=== Direction ===
Without the images, print all the entries below exactly as given.

=== Data records ===
- - - - - - -

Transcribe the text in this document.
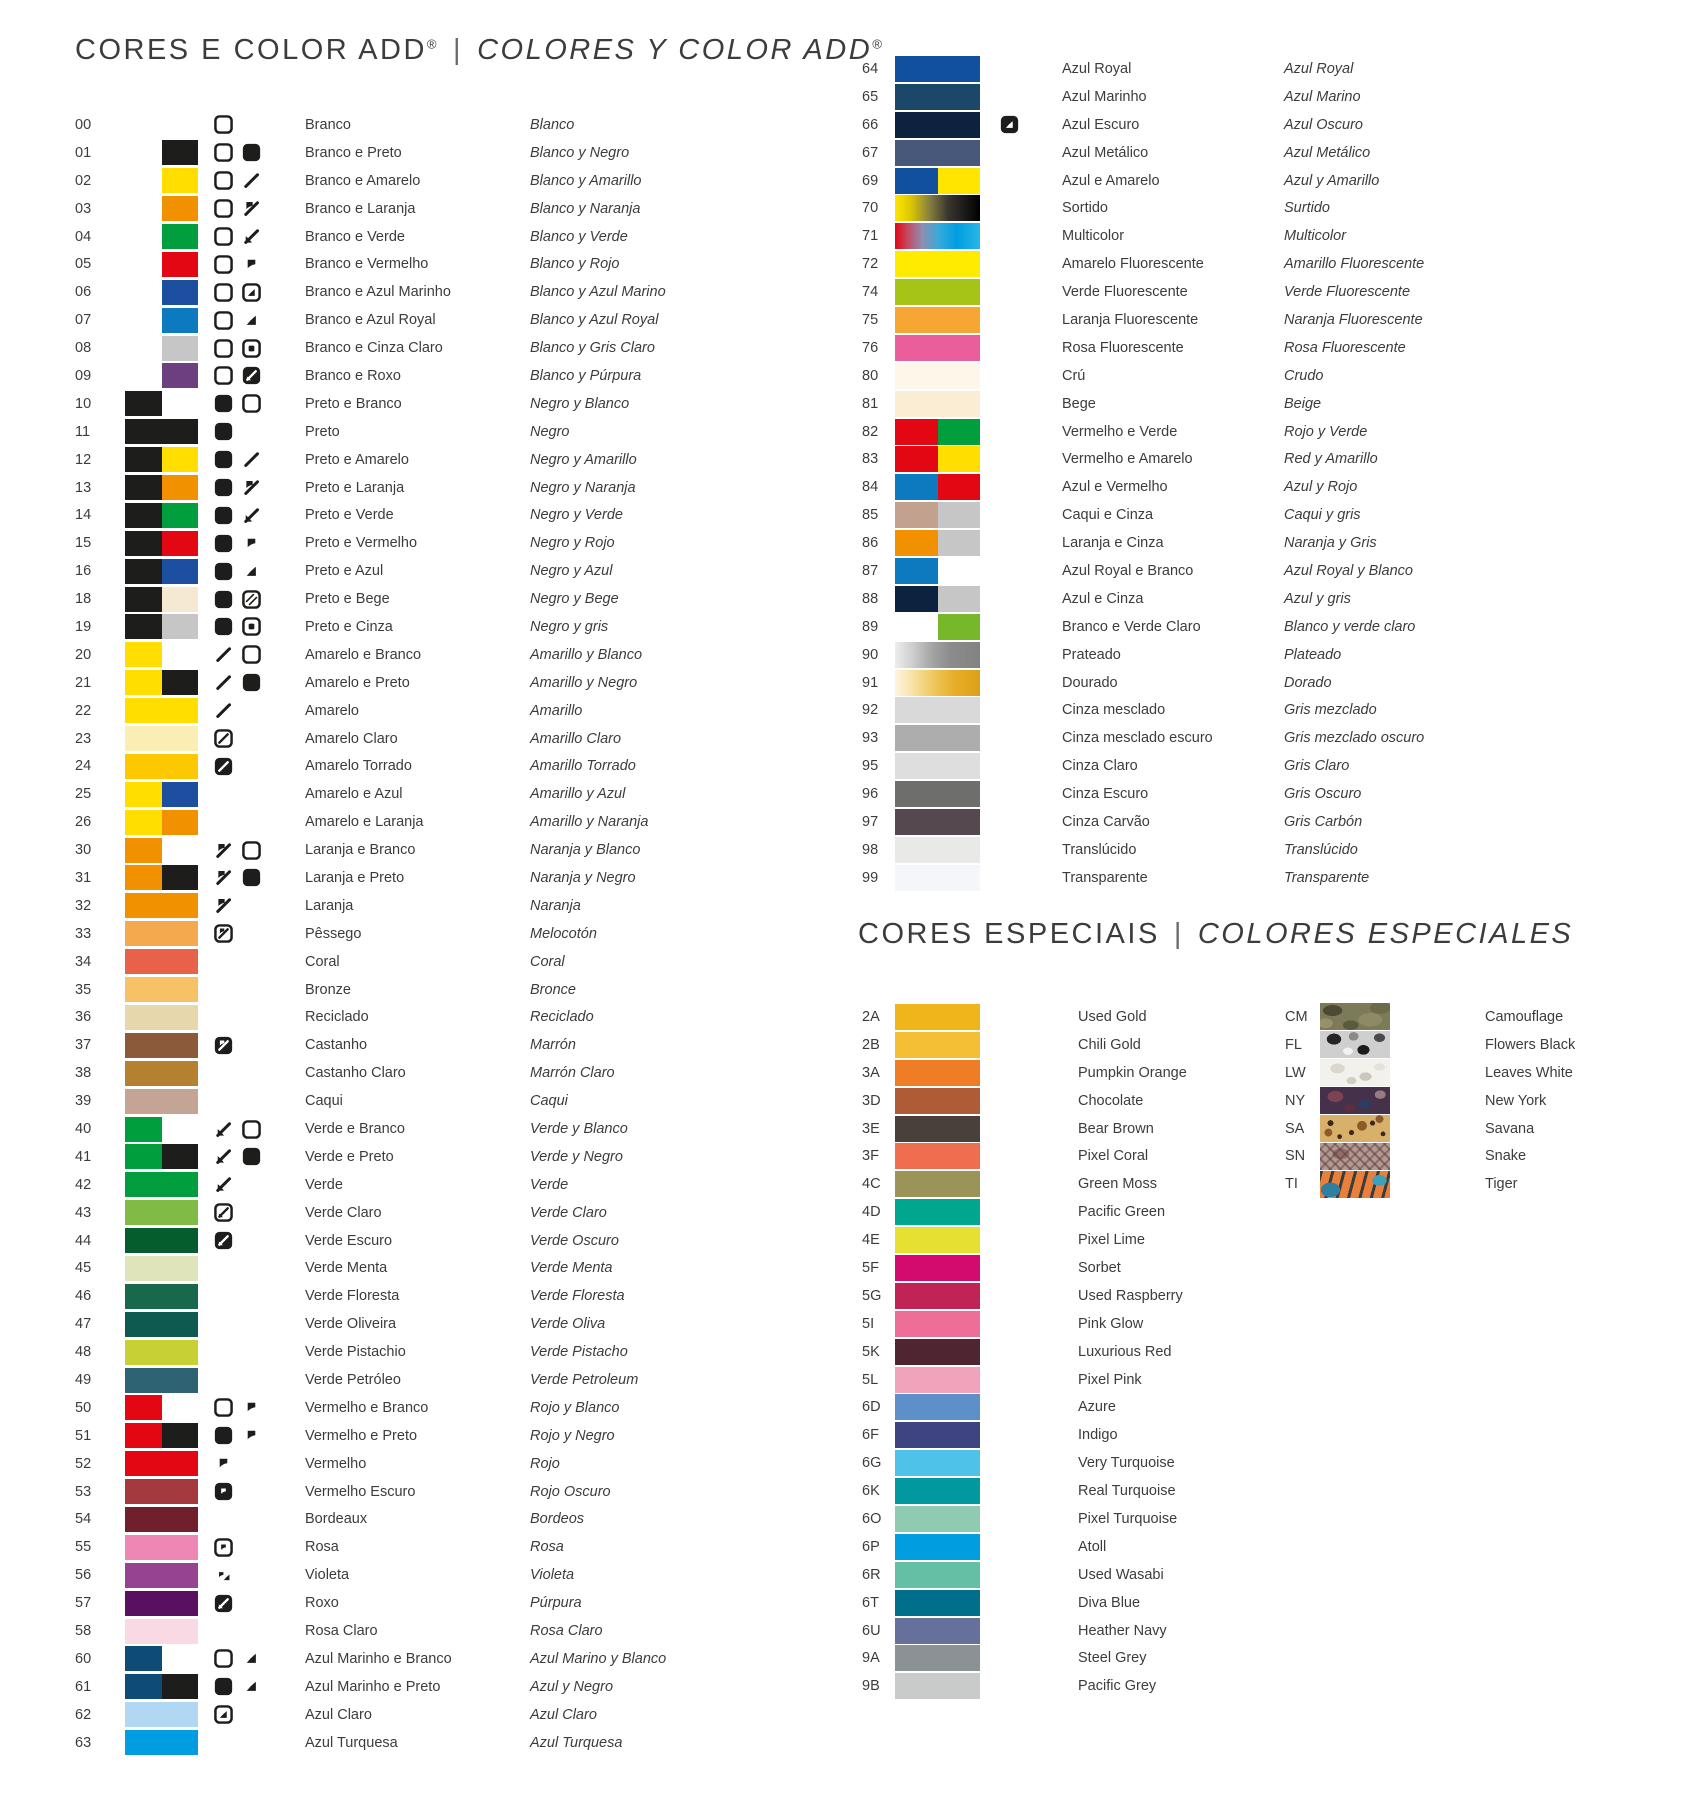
CORES E COLOR ADD® | COLORES Y COLOR ADD®
00	Branco	Blanco
01	Branco e Preto	Blanco y Negro
02	Branco e Amarelo	Blanco y Amarillo
03	Branco e Laranja	Blanco y Naranja
04	Branco e Verde	Blanco y Verde
05	Branco e Vermelho	Blanco y Rojo
06	Branco e Azul Marinho	Blanco y Azul Marino
07	Branco e Azul Royal	Blanco y Azul Royal
08	Branco e Cinza Claro	Blanco y Gris Claro
09	Branco e Roxo	Blanco y Púrpura
10	Preto e Branco	Negro y Blanco
11	Preto	Negro
12	Preto e Amarelo	Negro y Amarillo
13	Preto e Laranja	Negro y Naranja
14	Preto e Verde	Negro y Verde
15	Preto e Vermelho	Negro y Rojo
16	Preto e Azul	Negro y Azul
18	Preto e Bege	Negro y Bege
19	Preto e Cinza	Negro y gris
20	Amarelo e Branco	Amarillo y Blanco
21	Amarelo e Preto	Amarillo y Negro
22	Amarelo	Amarillo
23	Amarelo Claro	Amarillo Claro
24	Amarelo Torrado	Amarillo Torrado
25	Amarelo e Azul	Amarillo y Azul
26	Amarelo e Laranja	Amarillo y Naranja
30	Laranja e Branco	Naranja y Blanco
31	Laranja e Preto	Naranja y Negro
32	Laranja	Naranja
33	Pêssego	Melocotón
34	Coral	Coral
35	Bronze	Bronce
36	Reciclado	Reciclado
37	Castanho	Marrón
38	Castanho Claro	Marrón Claro
39	Caqui	Caqui
40	Verde e Branco	Verde y Blanco
41	Verde e Preto	Verde y Negro
42	Verde	Verde
43	Verde Claro	Verde Claro
44	Verde Escuro	Verde Oscuro
45	Verde Menta	Verde Menta
46	Verde Floresta	Verde Floresta
47	Verde Oliveira	Verde Oliva
48	Verde Pistachio	Verde Pistacho
49	Verde Petróleo	Verde Petroleum
50	Vermelho e Branco	Rojo y Blanco
51	Vermelho e Preto	Rojo y Negro
52	Vermelho	Rojo
53	Vermelho Escuro	Rojo Oscuro
54	Bordeaux	Bordeos
55	Rosa	Rosa
56	Violeta	Violeta
57	Roxo	Púrpura
58	Rosa Claro	Rosa Claro
60	Azul Marinho e Branco	Azul Marino y Blanco
61	Azul Marinho e Preto	Azul y Negro
62	Azul Claro	Azul Claro
63	Azul Turquesa	Azul Turquesa
64	Azul Royal	Azul Royal
65	Azul Marinho	Azul Marino
66	Azul Escuro	Azul Oscuro
67	Azul Metálico	Azul Metálico
69	Azul e Amarelo	Azul y Amarillo
70	Sortido	Surtido
71	Multicolor	Multicolor
72	Amarelo Fluorescente	Amarillo Fluorescente
74	Verde Fluorescente	Verde Fluorescente
75	Laranja Fluorescente	Naranja Fluorescente
76	Rosa Fluorescente	Rosa Fluorescente
80	Crú	Crudo
81	Bege	Beige
82	Vermelho e Verde	Rojo y Verde
83	Vermelho e Amarelo	Red y Amarillo
84	Azul e Vermelho	Azul y Rojo
85	Caqui e Cinza	Caqui y gris
86	Laranja e Cinza	Naranja y Gris
87	Azul Royal e Branco	Azul Royal y Blanco
88	Azul e Cinza	Azul y gris
89	Branco e Verde Claro	Blanco y verde claro
90	Prateado	Plateado
91	Dourado	Dorado
92	Cinza mesclado	Gris mezclado
93	Cinza mesclado escuro	Gris mezclado oscuro
95	Cinza Claro	Gris Claro
96	Cinza Escuro	Gris Oscuro
97	Cinza Carvão	Gris Carbón
98	Translúcido	Translúcido
99	Transparente	Transparente
CORES ESPECIAIS | COLORES ESPECIALES
2A	Used Gold
2B	Chili Gold
3A	Pumpkin Orange
3D	Chocolate
3E	Bear Brown
3F	Pixel Coral
4C	Green Moss
4D	Pacific Green
4E	Pixel Lime
5F	Sorbet
5G	Used Raspberry
5I	Pink Glow
5K	Luxurious Red
5L	Pixel Pink
6D	Azure
6F	Indigo
6G	Very Turquoise
6K	Real Turquoise
6O	Pixel Turquoise
6P	Atoll
6R	Used Wasabi
6T	Diva Blue
6U	Heather Navy
9A	Steel Grey
9B	Pacific Grey
CM	Camouflage
FL	Flowers Black
LW	Leaves White
NY	New York
SA	Savana
SN	Snake
TI	Tiger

- - - - - - -

=== Reply ===
Transcribe the text in this document.
CORES E COLOR ADD® | COLORES Y COLOR ADD®
00	Branco	Blanco
01	Branco e Preto	Blanco y Negro
02	Branco e Amarelo	Blanco y Amarillo
03	Branco e Laranja	Blanco y Naranja
04	Branco e Verde	Blanco y Verde
05	Branco e Vermelho	Blanco y Rojo
06	Branco e Azul Marinho	Blanco y Azul Marino
07	Branco e Azul Royal	Blanco y Azul Royal
08	Branco e Cinza Claro	Blanco y Gris Claro
09	Branco e Roxo	Blanco y Púrpura
10	Preto e Branco	Negro y Blanco
11	Preto	Negro
12	Preto e Amarelo	Negro y Amarillo
13	Preto e Laranja	Negro y Naranja
14	Preto e Verde	Negro y Verde
15	Preto e Vermelho	Negro y Rojo
16	Preto e Azul	Negro y Azul
18	Preto e Bege	Negro y Bege
19	Preto e Cinza	Negro y gris
20	Amarelo e Branco	Amarillo y Blanco
21	Amarelo e Preto	Amarillo y Negro
22	Amarelo	Amarillo
23	Amarelo Claro	Amarillo Claro
24	Amarelo Torrado	Amarillo Torrado
25	Amarelo e Azul	Amarillo y Azul
26	Amarelo e Laranja	Amarillo y Naranja
30	Laranja e Branco	Naranja y Blanco
31	Laranja e Preto	Naranja y Negro
32	Laranja	Naranja
33	Pêssego	Melocotón
34	Coral	Coral
35	Bronze	Bronce
36	Reciclado	Reciclado
37	Castanho	Marrón
38	Castanho Claro	Marrón Claro
39	Caqui	Caqui
40	Verde e Branco	Verde y Blanco
41	Verde e Preto	Verde y Negro
42	Verde	Verde
43	Verde Claro	Verde Claro
44	Verde Escuro	Verde Oscuro
45	Verde Menta	Verde Menta
46	Verde Floresta	Verde Floresta
47	Verde Oliveira	Verde Oliva
48	Verde Pistachio	Verde Pistacho
49	Verde Petróleo	Verde Petroleum
50	Vermelho e Branco	Rojo y Blanco
51	Vermelho e Preto	Rojo y Negro
52	Vermelho	Rojo
53	Vermelho Escuro	Rojo Oscuro
54	Bordeaux	Bordeos
55	Rosa	Rosa
56	Violeta	Violeta
57	Roxo	Púrpura
58	Rosa Claro	Rosa Claro
60	Azul Marinho e Branco	Azul Marino y Blanco
61	Azul Marinho e Preto	Azul y Negro
62	Azul Claro	Azul Claro
63	Azul Turquesa	Azul Turquesa
64	Azul Royal	Azul Royal
65	Azul Marinho	Azul Marino
66	Azul Escuro	Azul Oscuro
67	Azul Metálico	Azul Metálico
69	Azul e Amarelo	Azul y Amarillo
70	Sortido	Surtido
71	Multicolor	Multicolor
72	Amarelo Fluorescente	Amarillo Fluorescente
74	Verde Fluorescente	Verde Fluorescente
75	Laranja Fluorescente	Naranja Fluorescente
76	Rosa Fluorescente	Rosa Fluorescente
80	Crú	Crudo
81	Bege	Beige
82	Vermelho e Verde	Rojo y Verde
83	Vermelho e Amarelo	Red y Amarillo
84	Azul e Vermelho	Azul y Rojo
85	Caqui e Cinza	Caqui y gris
86	Laranja e Cinza	Naranja y Gris
87	Azul Royal e Branco	Azul Royal y Blanco
88	Azul e Cinza	Azul y gris
89	Branco e Verde Claro	Blanco y verde claro
90	Prateado	Plateado
91	Dourado	Dorado
92	Cinza mesclado	Gris mezclado
93	Cinza mesclado escuro	Gris mezclado oscuro
95	Cinza Claro	Gris Claro
96	Cinza Escuro	Gris Oscuro
97	Cinza Carvão	Gris Carbón
98	Translúcido	Translúcido
99	Transparente	Transparente
CORES ESPECIAIS | COLORES ESPECIALES
2A	Used Gold
2B	Chili Gold
3A	Pumpkin Orange
3D	Chocolate
3E	Bear Brown
3F	Pixel Coral
4C	Green Moss
4D	Pacific Green
4E	Pixel Lime
5F	Sorbet
5G	Used Raspberry
5I	Pink Glow
5K	Luxurious Red
5L	Pixel Pink
6D	Azure
6F	Indigo
6G	Very Turquoise
6K	Real Turquoise
6O	Pixel Turquoise
6P	Atoll
6R	Used Wasabi
6T	Diva Blue
6U	Heather Navy
9A	Steel Grey
9B	Pacific Grey
CM	Camouflage
FL	Flowers Black
LW	Leaves White
NY	New York
SA	Savana
SN	Snake
TI	Tiger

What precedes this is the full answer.